Data rows -

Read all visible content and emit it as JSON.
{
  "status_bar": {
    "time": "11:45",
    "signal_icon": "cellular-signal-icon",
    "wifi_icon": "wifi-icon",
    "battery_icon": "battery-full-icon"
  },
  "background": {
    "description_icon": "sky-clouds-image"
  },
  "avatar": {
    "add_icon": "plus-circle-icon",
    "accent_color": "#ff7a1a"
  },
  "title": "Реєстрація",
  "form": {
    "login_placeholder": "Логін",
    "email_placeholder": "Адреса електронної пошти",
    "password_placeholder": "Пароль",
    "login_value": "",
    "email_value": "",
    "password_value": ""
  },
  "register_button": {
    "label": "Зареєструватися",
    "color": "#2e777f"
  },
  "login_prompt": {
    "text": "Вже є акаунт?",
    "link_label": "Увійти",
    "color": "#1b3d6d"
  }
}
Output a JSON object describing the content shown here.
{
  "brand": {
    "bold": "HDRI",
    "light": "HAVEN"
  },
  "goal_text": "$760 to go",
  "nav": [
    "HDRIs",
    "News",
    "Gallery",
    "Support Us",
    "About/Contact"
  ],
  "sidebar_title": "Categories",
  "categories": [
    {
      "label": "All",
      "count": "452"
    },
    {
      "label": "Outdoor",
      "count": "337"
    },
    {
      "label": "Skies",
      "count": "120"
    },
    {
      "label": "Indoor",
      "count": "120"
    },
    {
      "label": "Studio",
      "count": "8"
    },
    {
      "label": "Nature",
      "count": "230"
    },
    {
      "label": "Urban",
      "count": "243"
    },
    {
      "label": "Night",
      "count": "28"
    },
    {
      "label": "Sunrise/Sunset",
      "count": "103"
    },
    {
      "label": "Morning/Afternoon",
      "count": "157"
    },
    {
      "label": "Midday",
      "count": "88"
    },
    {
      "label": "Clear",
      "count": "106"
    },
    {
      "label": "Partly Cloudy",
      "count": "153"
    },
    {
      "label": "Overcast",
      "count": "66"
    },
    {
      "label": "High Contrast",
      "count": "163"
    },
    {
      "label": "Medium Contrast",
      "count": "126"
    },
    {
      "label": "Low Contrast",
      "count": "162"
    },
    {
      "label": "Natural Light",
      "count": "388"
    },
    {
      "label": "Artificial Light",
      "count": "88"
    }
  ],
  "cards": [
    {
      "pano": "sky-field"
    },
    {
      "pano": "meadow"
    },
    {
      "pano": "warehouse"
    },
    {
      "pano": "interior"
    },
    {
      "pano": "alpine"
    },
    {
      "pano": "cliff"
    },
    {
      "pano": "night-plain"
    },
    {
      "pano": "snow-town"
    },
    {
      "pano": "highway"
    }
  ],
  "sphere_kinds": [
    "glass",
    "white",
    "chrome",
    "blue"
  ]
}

Task to carry out - Word for word, write out all of the data above.

Worked solution -
Read all visible content and emit it as JSON.
{
  "status_bar": {
    "time": "11:45",
    "signal_icon": "cellular-signal-icon",
    "wifi_icon": "wifi-icon",
    "battery_icon": "battery-full-icon"
  },
  "background": {
    "description_icon": "sky-clouds-image"
  },
  "avatar": {
    "add_icon": "plus-circle-icon",
    "accent_color": "#ff7a1a"
  },
  "title": "Реєстрація",
  "form": {
    "login_placeholder": "Логін",
    "email_placeholder": "Адреса електронної пошти",
    "password_placeholder": "Пароль",
    "login_value": "",
    "email_value": "",
    "password_value": ""
  },
  "register_button": {
    "label": "Зареєструватися",
    "color": "#2e777f"
  },
  "login_prompt": {
    "text": "Вже є акаунт?",
    "link_label": "Увійти",
    "color": "#1b3d6d"
  }
}
Output a JSON object describing the content shown here.
{
  "brand": {
    "bold": "HDRI",
    "light": "HAVEN"
  },
  "goal_text": "$760 to go",
  "nav": [
    "HDRIs",
    "News",
    "Gallery",
    "Support Us",
    "About/Contact"
  ],
  "sidebar_title": "Categories",
  "categories": [
    {
      "label": "All",
      "count": "452"
    },
    {
      "label": "Outdoor",
      "count": "337"
    },
    {
      "label": "Skies",
      "count": "120"
    },
    {
      "label": "Indoor",
      "count": "120"
    },
    {
      "label": "Studio",
      "count": "8"
    },
    {
      "label": "Nature",
      "count": "230"
    },
    {
      "label": "Urban",
      "count": "243"
    },
    {
      "label": "Night",
      "count": "28"
    },
    {
      "label": "Sunrise/Sunset",
      "count": "103"
    },
    {
      "label": "Morning/Afternoon",
      "count": "157"
    },
    {
      "label": "Midday",
      "count": "88"
    },
    {
      "label": "Clear",
      "count": "106"
    },
    {
      "label": "Partly Cloudy",
      "count": "153"
    },
    {
      "label": "Overcast",
      "count": "66"
    },
    {
      "label": "High Contrast",
      "count": "163"
    },
    {
      "label": "Medium Contrast",
      "count": "126"
    },
    {
      "label": "Low Contrast",
      "count": "162"
    },
    {
      "label": "Natural Light",
      "count": "388"
    },
    {
      "label": "Artificial Light",
      "count": "88"
    }
  ],
  "cards": [
    {
      "pano": "sky-field"
    },
    {
      "pano": "meadow"
    },
    {
      "pano": "warehouse"
    },
    {
      "pano": "interior"
    },
    {
      "pano": "alpine"
    },
    {
      "pano": "cliff"
    },
    {
      "pano": "night-plain"
    },
    {
      "pano": "snow-town"
    },
    {
      "pano": "highway"
    }
  ],
  "sphere_kinds": [
    "glass",
    "white",
    "chrome",
    "blue"
  ]
}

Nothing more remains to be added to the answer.